• _Task_
Take every line from the listing below that contains "Power".

• _Extracted data_

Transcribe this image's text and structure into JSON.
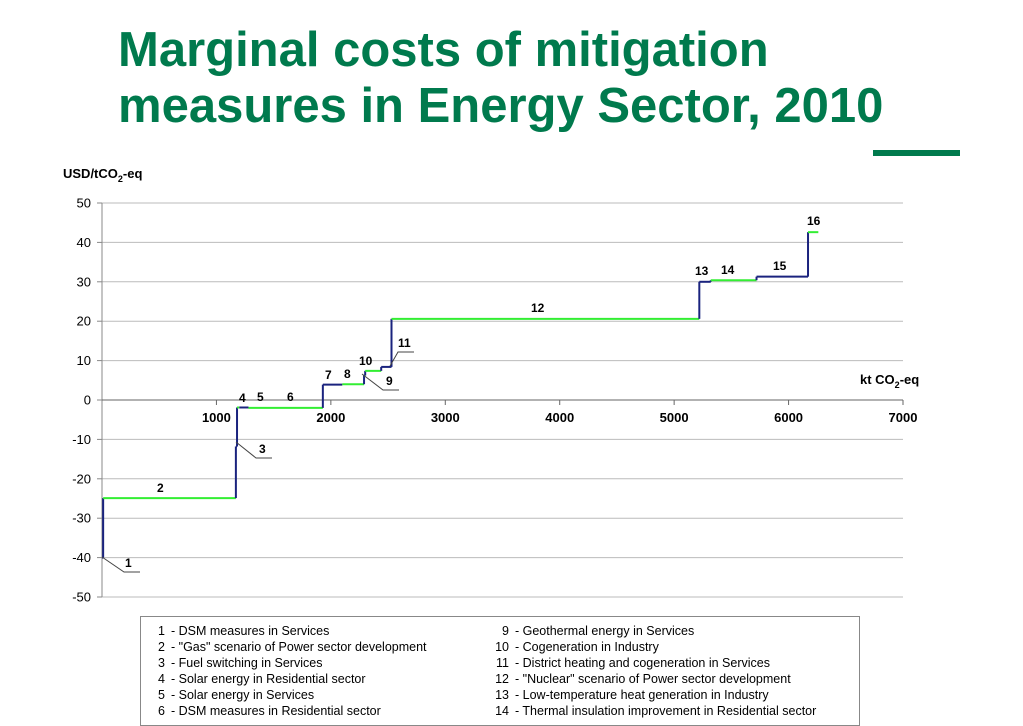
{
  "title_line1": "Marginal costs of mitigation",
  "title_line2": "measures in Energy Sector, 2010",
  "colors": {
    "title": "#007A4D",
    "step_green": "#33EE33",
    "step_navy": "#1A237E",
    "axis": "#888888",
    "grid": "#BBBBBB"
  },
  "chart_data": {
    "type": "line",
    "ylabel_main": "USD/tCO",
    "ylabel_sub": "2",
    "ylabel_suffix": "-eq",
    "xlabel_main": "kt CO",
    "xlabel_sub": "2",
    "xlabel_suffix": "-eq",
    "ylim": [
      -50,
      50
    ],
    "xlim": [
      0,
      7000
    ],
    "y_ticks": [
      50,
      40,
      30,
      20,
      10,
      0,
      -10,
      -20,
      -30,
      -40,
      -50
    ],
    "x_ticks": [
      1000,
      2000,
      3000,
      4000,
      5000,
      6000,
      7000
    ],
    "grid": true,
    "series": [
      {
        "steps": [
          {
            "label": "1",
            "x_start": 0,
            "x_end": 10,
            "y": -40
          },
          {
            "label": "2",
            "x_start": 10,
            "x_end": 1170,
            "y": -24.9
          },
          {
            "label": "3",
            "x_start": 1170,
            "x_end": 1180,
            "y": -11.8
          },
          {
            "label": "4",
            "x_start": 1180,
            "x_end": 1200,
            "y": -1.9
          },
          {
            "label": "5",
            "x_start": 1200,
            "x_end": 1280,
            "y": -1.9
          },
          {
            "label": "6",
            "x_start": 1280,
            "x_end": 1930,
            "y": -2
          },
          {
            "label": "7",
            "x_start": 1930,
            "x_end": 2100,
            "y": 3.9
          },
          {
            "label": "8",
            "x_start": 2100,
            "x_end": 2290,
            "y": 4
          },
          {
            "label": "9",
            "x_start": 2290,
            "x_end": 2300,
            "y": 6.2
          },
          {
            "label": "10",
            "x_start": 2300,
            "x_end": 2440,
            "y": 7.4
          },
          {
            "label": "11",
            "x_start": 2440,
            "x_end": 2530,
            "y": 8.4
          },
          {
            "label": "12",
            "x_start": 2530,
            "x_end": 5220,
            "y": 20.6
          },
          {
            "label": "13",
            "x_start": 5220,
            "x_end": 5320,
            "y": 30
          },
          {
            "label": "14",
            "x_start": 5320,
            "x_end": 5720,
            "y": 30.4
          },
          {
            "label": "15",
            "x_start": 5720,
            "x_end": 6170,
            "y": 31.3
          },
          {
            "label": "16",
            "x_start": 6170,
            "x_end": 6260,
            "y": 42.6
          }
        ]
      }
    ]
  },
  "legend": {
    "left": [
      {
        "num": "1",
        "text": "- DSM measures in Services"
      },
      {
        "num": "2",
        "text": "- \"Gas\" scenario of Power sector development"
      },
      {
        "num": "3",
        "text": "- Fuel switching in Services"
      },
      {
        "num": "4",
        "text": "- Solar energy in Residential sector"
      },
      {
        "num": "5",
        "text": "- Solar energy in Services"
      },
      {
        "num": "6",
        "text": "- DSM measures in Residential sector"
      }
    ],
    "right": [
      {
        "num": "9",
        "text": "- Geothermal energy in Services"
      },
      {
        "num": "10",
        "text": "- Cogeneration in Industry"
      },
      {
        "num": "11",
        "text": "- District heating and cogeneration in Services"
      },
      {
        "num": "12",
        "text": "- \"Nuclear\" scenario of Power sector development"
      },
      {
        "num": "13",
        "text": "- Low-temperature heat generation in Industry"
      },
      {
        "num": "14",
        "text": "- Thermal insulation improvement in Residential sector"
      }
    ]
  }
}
==
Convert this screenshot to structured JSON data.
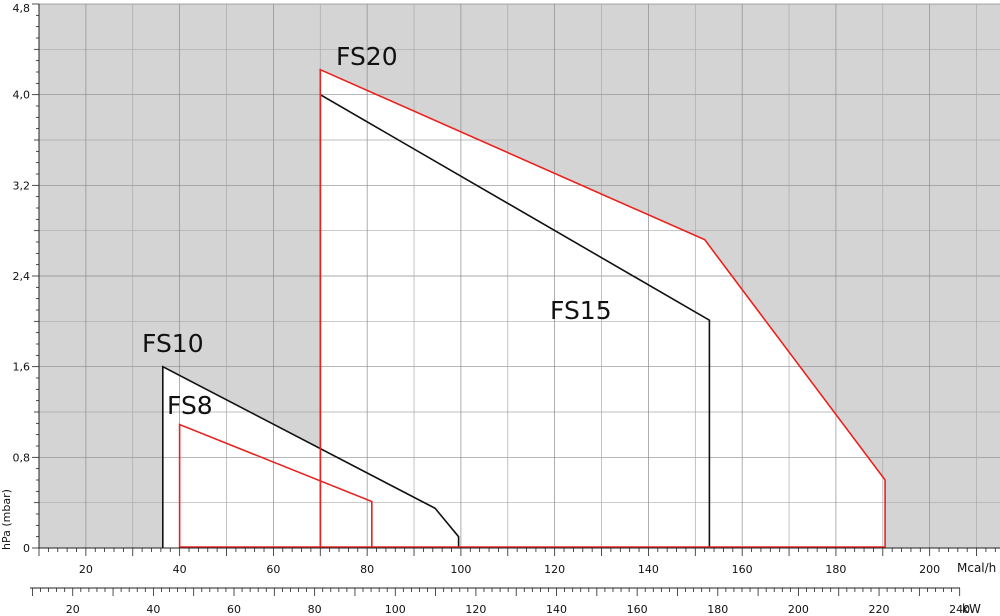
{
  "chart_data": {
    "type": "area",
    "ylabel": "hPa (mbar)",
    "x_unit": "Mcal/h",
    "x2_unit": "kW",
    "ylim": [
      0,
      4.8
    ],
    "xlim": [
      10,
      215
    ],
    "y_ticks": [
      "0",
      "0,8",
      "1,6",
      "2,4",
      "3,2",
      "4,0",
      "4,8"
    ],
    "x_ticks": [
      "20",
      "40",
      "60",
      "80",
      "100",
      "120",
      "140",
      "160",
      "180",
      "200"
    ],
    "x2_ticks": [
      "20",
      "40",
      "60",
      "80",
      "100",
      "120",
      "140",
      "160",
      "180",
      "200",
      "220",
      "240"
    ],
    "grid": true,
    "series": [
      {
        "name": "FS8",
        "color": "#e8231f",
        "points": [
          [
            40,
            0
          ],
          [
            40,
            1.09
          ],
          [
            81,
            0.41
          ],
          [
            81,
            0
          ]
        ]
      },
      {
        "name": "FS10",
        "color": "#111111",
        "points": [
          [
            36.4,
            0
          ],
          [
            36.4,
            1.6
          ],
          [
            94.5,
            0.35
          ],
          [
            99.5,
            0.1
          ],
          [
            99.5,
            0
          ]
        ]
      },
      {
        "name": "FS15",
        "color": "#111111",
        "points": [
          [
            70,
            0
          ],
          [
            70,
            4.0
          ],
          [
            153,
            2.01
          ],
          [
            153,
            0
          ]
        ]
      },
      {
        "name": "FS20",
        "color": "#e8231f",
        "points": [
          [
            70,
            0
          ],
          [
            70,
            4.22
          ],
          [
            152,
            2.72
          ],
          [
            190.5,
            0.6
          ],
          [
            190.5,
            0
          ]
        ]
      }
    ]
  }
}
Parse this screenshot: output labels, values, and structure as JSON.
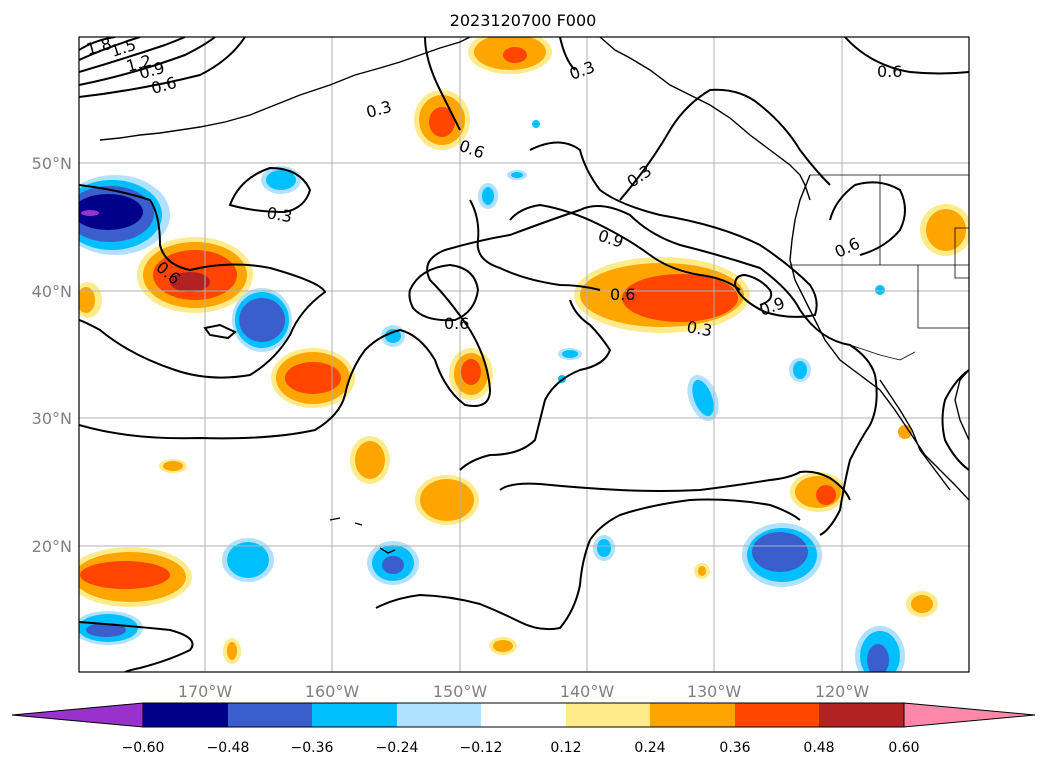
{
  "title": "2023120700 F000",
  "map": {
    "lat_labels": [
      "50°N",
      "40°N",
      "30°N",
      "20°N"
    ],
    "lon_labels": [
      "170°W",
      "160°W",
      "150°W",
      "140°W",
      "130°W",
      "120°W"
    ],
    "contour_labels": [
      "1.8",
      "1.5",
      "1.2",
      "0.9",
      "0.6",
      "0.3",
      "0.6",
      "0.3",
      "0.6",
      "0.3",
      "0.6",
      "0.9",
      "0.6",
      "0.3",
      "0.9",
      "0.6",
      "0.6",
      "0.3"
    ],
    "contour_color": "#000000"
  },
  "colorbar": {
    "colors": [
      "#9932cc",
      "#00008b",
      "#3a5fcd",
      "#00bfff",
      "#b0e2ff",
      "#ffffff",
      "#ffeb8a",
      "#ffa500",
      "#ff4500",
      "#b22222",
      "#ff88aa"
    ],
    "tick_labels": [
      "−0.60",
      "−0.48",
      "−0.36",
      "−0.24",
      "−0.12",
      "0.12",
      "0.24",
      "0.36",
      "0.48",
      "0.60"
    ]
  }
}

• _Expected answer_
        "text": "- \"Gas\" scenario of Power sector development"
        "text": "- \"Nuclear\" scenario of Power sector development"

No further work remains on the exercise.